§ **WHAT YOU SHOULD DO**: From the records below, copy every line that contains the word "clasico".

========================================

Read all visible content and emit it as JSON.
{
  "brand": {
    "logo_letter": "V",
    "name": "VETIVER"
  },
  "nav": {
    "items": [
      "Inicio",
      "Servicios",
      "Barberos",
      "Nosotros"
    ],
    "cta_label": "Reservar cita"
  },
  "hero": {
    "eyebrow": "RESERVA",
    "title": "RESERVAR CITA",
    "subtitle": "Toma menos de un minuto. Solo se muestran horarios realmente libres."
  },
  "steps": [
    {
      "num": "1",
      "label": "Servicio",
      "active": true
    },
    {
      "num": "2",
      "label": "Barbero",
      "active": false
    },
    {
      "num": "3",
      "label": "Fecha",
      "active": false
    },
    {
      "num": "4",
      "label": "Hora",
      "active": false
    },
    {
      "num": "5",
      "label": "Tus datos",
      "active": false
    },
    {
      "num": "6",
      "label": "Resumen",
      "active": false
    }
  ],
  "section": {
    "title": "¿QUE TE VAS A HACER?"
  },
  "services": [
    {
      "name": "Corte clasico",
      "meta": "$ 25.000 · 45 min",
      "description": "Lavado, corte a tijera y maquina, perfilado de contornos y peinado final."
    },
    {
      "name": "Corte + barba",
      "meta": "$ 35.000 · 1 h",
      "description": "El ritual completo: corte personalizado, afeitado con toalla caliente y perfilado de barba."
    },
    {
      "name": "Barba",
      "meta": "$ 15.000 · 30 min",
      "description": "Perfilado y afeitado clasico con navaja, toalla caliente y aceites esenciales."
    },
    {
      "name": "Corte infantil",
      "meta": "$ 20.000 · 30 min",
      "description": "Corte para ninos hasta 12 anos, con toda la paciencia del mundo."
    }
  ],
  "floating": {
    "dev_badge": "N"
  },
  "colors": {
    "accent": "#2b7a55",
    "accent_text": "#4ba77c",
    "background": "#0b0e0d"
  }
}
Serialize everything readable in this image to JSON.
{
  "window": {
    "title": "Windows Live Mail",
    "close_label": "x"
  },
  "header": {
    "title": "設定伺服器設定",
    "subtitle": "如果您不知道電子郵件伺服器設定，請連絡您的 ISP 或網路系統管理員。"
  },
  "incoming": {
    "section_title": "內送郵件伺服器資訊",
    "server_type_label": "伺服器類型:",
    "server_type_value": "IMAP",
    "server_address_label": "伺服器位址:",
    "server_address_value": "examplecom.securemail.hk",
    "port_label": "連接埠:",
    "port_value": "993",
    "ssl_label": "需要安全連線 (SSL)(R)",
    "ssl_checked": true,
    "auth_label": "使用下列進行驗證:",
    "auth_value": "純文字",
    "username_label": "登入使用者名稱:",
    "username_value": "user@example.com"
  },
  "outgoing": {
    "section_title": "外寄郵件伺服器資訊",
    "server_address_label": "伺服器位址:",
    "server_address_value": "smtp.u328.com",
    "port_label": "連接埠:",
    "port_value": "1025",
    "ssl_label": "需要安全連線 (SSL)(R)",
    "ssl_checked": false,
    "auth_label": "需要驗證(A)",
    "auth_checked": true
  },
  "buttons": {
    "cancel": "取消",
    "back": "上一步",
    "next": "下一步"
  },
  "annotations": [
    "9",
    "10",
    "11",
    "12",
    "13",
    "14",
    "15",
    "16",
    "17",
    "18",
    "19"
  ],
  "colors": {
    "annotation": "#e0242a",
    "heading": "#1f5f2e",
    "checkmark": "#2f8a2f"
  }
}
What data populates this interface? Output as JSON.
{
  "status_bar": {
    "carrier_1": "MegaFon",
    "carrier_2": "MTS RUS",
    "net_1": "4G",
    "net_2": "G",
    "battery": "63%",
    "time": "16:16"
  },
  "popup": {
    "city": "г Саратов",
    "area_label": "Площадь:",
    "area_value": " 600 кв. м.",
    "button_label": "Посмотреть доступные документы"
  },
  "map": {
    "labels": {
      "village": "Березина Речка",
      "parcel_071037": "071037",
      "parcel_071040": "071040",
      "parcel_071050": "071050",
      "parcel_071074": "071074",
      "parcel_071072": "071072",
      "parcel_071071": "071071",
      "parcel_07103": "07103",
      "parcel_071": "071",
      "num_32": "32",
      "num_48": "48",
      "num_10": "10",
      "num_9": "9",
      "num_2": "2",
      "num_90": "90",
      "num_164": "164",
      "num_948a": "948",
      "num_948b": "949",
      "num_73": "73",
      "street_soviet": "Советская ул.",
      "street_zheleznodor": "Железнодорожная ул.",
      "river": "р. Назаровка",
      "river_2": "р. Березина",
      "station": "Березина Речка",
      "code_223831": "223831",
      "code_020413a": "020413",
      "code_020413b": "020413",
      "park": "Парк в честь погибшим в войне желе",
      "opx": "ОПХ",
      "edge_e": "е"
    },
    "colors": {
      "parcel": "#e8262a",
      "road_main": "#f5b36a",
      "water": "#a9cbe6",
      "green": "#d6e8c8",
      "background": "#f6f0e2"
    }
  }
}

========================================

§ **FULL RESPONSE**:
      "name": "Corte clasico",
      "description": "Perfilado y afeitado clasico con navaja, toalla caliente y aceites esenciales."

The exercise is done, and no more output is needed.